**WORK TO DO:** Quote the whole listing word for word, please.

**SOURCE MATERIAL:**
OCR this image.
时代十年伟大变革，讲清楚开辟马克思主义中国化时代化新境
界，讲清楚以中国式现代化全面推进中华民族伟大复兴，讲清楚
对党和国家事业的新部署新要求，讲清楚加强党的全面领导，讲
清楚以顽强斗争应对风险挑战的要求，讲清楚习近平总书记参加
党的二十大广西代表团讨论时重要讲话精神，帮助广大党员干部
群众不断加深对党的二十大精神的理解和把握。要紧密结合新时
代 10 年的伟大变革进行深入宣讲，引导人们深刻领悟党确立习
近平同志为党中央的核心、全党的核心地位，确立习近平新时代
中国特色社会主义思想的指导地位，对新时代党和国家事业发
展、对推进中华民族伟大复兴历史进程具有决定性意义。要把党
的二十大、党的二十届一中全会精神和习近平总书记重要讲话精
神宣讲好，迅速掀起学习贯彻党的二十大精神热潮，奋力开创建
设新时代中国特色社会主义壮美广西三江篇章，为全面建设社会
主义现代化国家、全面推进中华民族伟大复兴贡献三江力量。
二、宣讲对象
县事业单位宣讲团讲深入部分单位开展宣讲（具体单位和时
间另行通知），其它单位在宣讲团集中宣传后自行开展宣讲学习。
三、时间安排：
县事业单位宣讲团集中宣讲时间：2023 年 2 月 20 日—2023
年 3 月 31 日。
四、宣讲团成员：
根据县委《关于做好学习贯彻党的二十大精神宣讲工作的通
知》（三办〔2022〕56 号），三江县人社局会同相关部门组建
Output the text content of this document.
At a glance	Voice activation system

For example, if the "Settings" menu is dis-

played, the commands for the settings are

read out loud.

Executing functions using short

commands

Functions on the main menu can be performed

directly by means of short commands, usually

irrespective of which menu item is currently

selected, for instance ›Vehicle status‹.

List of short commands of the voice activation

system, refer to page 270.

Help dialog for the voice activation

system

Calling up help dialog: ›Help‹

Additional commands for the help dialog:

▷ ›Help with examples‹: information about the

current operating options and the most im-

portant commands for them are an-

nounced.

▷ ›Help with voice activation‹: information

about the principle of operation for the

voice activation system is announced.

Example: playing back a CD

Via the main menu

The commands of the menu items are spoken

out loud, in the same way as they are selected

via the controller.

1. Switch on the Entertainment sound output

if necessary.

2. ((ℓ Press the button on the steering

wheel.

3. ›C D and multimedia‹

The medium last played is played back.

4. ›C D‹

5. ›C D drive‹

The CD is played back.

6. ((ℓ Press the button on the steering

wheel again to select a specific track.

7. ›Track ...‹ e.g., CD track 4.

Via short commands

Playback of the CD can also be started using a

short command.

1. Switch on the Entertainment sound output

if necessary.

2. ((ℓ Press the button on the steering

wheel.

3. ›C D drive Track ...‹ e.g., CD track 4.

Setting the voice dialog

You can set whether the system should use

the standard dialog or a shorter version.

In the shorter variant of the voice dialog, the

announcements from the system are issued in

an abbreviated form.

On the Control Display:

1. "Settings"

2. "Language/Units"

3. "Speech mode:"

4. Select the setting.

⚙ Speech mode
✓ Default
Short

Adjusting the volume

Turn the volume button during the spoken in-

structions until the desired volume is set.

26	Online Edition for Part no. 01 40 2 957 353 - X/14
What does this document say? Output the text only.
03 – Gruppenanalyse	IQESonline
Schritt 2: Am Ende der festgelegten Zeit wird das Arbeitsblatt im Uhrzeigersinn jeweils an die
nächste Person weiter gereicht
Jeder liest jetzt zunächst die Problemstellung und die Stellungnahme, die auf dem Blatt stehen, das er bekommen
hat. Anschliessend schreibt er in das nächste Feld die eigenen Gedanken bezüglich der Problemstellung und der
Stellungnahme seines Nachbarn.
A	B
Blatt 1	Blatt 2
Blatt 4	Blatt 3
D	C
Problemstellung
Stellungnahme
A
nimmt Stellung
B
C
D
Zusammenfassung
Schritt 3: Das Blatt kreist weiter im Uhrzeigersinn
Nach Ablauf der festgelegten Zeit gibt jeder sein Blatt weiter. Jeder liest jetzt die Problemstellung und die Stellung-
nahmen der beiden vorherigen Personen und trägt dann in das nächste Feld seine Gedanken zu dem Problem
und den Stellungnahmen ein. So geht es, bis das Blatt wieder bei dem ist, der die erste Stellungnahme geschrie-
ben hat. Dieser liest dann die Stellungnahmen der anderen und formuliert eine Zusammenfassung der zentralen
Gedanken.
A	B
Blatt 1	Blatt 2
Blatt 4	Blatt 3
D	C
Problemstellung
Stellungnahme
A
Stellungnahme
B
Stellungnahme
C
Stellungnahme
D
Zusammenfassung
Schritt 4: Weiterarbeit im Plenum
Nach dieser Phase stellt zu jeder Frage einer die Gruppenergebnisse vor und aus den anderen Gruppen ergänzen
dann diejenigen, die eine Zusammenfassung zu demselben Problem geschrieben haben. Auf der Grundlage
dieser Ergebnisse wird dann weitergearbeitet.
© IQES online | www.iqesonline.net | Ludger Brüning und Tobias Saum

**RESULT FOR THIS TASK:**
OCR this image.
时代十年伟大变革，讲清楚开辟马克思主义中国化时代化新境
界，讲清楚以中国式现代化全面推进中华民族伟大复兴，讲清楚
对党和国家事业的新部署新要求，讲清楚加强党的全面领导，讲
清楚以顽强斗争应对风险挑战的要求，讲清楚习近平总书记参加
党的二十大广西代表团讨论时重要讲话精神，帮助广大党员干部
群众不断加深对党的二十大精神的理解和把握。要紧密结合新时
代 10 年的伟大变革进行深入宣讲，引导人们深刻领悟党确立习
近平同志为党中央的核心、全党的核心地位，确立习近平新时代
中国特色社会主义思想的指导地位，对新时代党和国家事业发
展、对推进中华民族伟大复兴历史进程具有决定性意义。要把党
的二十大、党的二十届一中全会精神和习近平总书记重要讲话精
神宣讲好，迅速掀起学习贯彻党的二十大精神热潮，奋力开创建
设新时代中国特色社会主义壮美广西三江篇章，为全面建设社会
主义现代化国家、全面推进中华民族伟大复兴贡献三江力量。
二、宣讲对象
县事业单位宣讲团讲深入部分单位开展宣讲（具体单位和时
间另行通知），其它单位在宣讲团集中宣传后自行开展宣讲学习。
三、时间安排：
县事业单位宣讲团集中宣讲时间：2023 年 2 月 20 日—2023
年 3 月 31 日。
四、宣讲团成员：
根据县委《关于做好学习贯彻党的二十大精神宣讲工作的通
知》（三办〔2022〕56 号），三江县人社局会同相关部门组建
Output the text content of this document.
At a glance	Voice activation system

For example, if the "Settings" menu is dis-

played, the commands for the settings are

read out loud.

Executing functions using short

commands

Functions on the main menu can be performed

directly by means of short commands, usually

irrespective of which menu item is currently

selected, for instance ›Vehicle status‹.

List of short commands of the voice activation

system, refer to page 270.

Help dialog for the voice activation

system

Calling up help dialog: ›Help‹

Additional commands for the help dialog:

▷ ›Help with examples‹: information about the

current operating options and the most im-

portant commands for them are an-

nounced.

▷ ›Help with voice activation‹: information

about the principle of operation for the

voice activation system is announced.

Example: playing back a CD

Via the main menu

The commands of the menu items are spoken

out loud, in the same way as they are selected

via the controller.

1. Switch on the Entertainment sound output

if necessary.

2. ((ℓ Press the button on the steering

wheel.

3. ›C D and multimedia‹

The medium last played is played back.

4. ›C D‹

5. ›C D drive‹

The CD is played back.

6. ((ℓ Press the button on the steering

wheel again to select a specific track.

7. ›Track ...‹ e.g., CD track 4.

Via short commands

Playback of the CD can also be started using a

short command.

1. Switch on the Entertainment sound output

if necessary.

2. ((ℓ Press the button on the steering

wheel.

3. ›C D drive Track ...‹ e.g., CD track 4.

Setting the voice dialog

You can set whether the system should use

the standard dialog or a shorter version.

In the shorter variant of the voice dialog, the

announcements from the system are issued in

an abbreviated form.

On the Control Display:

1. "Settings"

2. "Language/Units"

3. "Speech mode:"

4. Select the setting.

⚙ Speech mode
✓ Default
Short

Adjusting the volume

Turn the volume button during the spoken in-

structions until the desired volume is set.

26	Online Edition for Part no. 01 40 2 957 353 - X/14
What does this document say? Output the text only.
03 – Gruppenanalyse	IQESonline
Schritt 2: Am Ende der festgelegten Zeit wird das Arbeitsblatt im Uhrzeigersinn jeweils an die
nächste Person weiter gereicht
Jeder liest jetzt zunächst die Problemstellung und die Stellungnahme, die auf dem Blatt stehen, das er bekommen
hat. Anschliessend schreibt er in das nächste Feld die eigenen Gedanken bezüglich der Problemstellung und der
Stellungnahme seines Nachbarn.
A	B
Blatt 1	Blatt 2
Blatt 4	Blatt 3
D	C
Problemstellung
Stellungnahme
A
nimmt Stellung
B
C
D
Zusammenfassung
Schritt 3: Das Blatt kreist weiter im Uhrzeigersinn
Nach Ablauf der festgelegten Zeit gibt jeder sein Blatt weiter. Jeder liest jetzt die Problemstellung und die Stellung-
nahmen der beiden vorherigen Personen und trägt dann in das nächste Feld seine Gedanken zu dem Problem
und den Stellungnahmen ein. So geht es, bis das Blatt wieder bei dem ist, der die erste Stellungnahme geschrie-
ben hat. Dieser liest dann die Stellungnahmen der anderen und formuliert eine Zusammenfassung der zentralen
Gedanken.
A	B
Blatt 1	Blatt 2
Blatt 4	Blatt 3
D	C
Problemstellung
Stellungnahme
A
Stellungnahme
B
Stellungnahme
C
Stellungnahme
D
Zusammenfassung
Schritt 4: Weiterarbeit im Plenum
Nach dieser Phase stellt zu jeder Frage einer die Gruppenergebnisse vor und aus den anderen Gruppen ergänzen
dann diejenigen, die eine Zusammenfassung zu demselben Problem geschrieben haben. Auf der Grundlage
dieser Ergebnisse wird dann weitergearbeitet.
© IQES online | www.iqesonline.net | Ludger Brüning und Tobias Saum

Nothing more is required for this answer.